→ DATASET ENTRIES:
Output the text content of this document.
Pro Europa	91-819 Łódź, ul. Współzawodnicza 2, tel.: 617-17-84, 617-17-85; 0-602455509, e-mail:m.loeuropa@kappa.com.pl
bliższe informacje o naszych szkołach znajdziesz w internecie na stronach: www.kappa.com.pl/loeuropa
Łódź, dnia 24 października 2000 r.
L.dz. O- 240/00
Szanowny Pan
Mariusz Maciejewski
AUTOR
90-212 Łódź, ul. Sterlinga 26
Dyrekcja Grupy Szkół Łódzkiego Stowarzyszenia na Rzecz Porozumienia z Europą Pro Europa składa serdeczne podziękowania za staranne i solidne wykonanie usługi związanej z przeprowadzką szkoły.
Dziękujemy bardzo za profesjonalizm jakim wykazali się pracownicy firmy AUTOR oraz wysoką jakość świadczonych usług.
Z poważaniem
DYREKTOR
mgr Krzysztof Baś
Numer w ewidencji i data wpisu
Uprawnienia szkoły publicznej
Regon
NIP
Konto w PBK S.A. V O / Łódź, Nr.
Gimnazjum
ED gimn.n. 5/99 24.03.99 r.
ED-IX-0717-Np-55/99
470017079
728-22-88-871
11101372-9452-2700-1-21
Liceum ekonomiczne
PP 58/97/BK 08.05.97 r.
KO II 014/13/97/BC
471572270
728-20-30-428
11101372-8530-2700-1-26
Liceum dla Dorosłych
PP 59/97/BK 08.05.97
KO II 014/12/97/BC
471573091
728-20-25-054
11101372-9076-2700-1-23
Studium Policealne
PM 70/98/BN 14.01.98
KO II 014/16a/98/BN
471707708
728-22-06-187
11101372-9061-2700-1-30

→ SET PROBLEM: Reproduce the listing shown above in its entirety, exactly.

→ EXPECTED ANSWER:
Output the text content of this document.
Pro Europa	91-819 Łódź, ul. Współzawodnicza 2, tel.: 617-17-84, 617-17-85; 0-602455509, e-mail:m.loeuropa@kappa.com.pl
bliższe informacje o naszych szkołach znajdziesz w internecie na stronach: www.kappa.com.pl/loeuropa
Łódź, dnia 24 października 2000 r.
L.dz. O- 240/00
Szanowny Pan
Mariusz Maciejewski
AUTOR
90-212 Łódź, ul. Sterlinga 26
Dyrekcja Grupy Szkół Łódzkiego Stowarzyszenia na Rzecz Porozumienia z Europą Pro Europa składa serdeczne podziękowania za staranne i solidne wykonanie usługi związanej z przeprowadzką szkoły.
Dziękujemy bardzo za profesjonalizm jakim wykazali się pracownicy firmy AUTOR oraz wysoką jakość świadczonych usług.
Z poważaniem
DYREKTOR
mgr Krzysztof Baś
Numer w ewidencji i data wpisu
Uprawnienia szkoły publicznej
Regon
NIP
Konto w PBK S.A. V O / Łódź, Nr.
Gimnazjum
ED gimn.n. 5/99 24.03.99 r.
ED-IX-0717-Np-55/99
470017079
728-22-88-871
11101372-9452-2700-1-21
Liceum ekonomiczne
PP 58/97/BK 08.05.97 r.
KO II 014/13/97/BC
471572270
728-20-30-428
11101372-8530-2700-1-26
Liceum dla Dorosłych
PP 59/97/BK 08.05.97
KO II 014/12/97/BC
471573091
728-20-25-054
11101372-9076-2700-1-23
Studium Policealne
PM 70/98/BN 14.01.98
KO II 014/16a/98/BN
471707708
728-22-06-187
11101372-9061-2700-1-30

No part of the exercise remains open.